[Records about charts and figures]
## BEGIN
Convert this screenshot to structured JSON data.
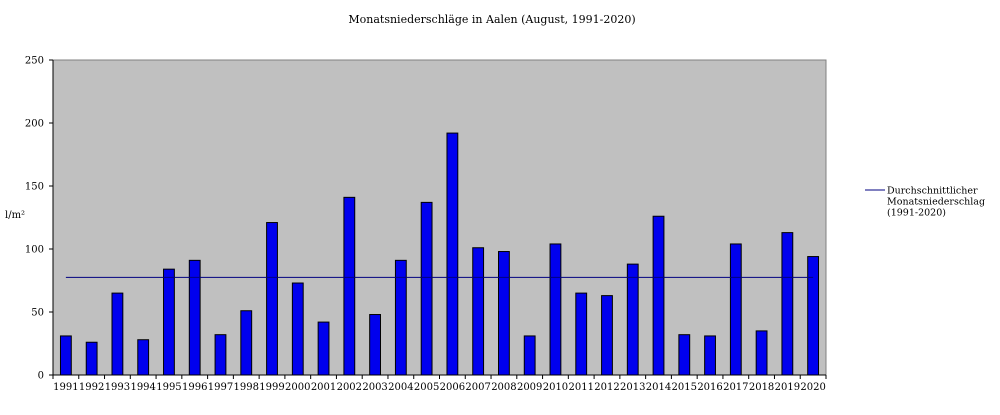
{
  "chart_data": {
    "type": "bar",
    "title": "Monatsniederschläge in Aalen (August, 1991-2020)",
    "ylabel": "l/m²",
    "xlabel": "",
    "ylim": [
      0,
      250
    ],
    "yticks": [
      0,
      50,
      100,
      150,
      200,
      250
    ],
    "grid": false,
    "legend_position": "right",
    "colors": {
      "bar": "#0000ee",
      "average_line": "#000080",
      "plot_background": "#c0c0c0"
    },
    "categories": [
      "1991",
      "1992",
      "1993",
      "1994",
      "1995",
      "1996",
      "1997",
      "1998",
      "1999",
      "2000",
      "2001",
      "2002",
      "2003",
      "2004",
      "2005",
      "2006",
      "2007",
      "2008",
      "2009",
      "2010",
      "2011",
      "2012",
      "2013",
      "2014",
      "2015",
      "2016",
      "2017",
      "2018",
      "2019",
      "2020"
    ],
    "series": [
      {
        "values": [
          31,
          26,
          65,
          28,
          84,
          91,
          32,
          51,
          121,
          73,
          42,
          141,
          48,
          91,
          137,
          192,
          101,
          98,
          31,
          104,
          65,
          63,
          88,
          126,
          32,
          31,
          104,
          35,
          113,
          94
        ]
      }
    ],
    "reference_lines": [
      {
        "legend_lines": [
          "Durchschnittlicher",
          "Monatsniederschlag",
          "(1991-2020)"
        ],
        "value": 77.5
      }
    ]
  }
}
## END
(Problem to solve)
Retype the whole listing exactly and leave the pictures out.

(Answer to this exercise)
Convert this screenshot to structured JSON data.
{
  "chart_data": {
    "type": "bar",
    "title": "Monatsniederschläge in Aalen (August, 1991-2020)",
    "ylabel": "l/m²",
    "xlabel": "",
    "ylim": [
      0,
      250
    ],
    "yticks": [
      0,
      50,
      100,
      150,
      200,
      250
    ],
    "grid": false,
    "legend_position": "right",
    "colors": {
      "bar": "#0000ee",
      "average_line": "#000080",
      "plot_background": "#c0c0c0"
    },
    "categories": [
      "1991",
      "1992",
      "1993",
      "1994",
      "1995",
      "1996",
      "1997",
      "1998",
      "1999",
      "2000",
      "2001",
      "2002",
      "2003",
      "2004",
      "2005",
      "2006",
      "2007",
      "2008",
      "2009",
      "2010",
      "2011",
      "2012",
      "2013",
      "2014",
      "2015",
      "2016",
      "2017",
      "2018",
      "2019",
      "2020"
    ],
    "series": [
      {
        "values": [
          31,
          26,
          65,
          28,
          84,
          91,
          32,
          51,
          121,
          73,
          42,
          141,
          48,
          91,
          137,
          192,
          101,
          98,
          31,
          104,
          65,
          63,
          88,
          126,
          32,
          31,
          104,
          35,
          113,
          94
        ]
      }
    ],
    "reference_lines": [
      {
        "legend_lines": [
          "Durchschnittlicher",
          "Monatsniederschlag",
          "(1991-2020)"
        ],
        "value": 77.5
      }
    ]
  }
}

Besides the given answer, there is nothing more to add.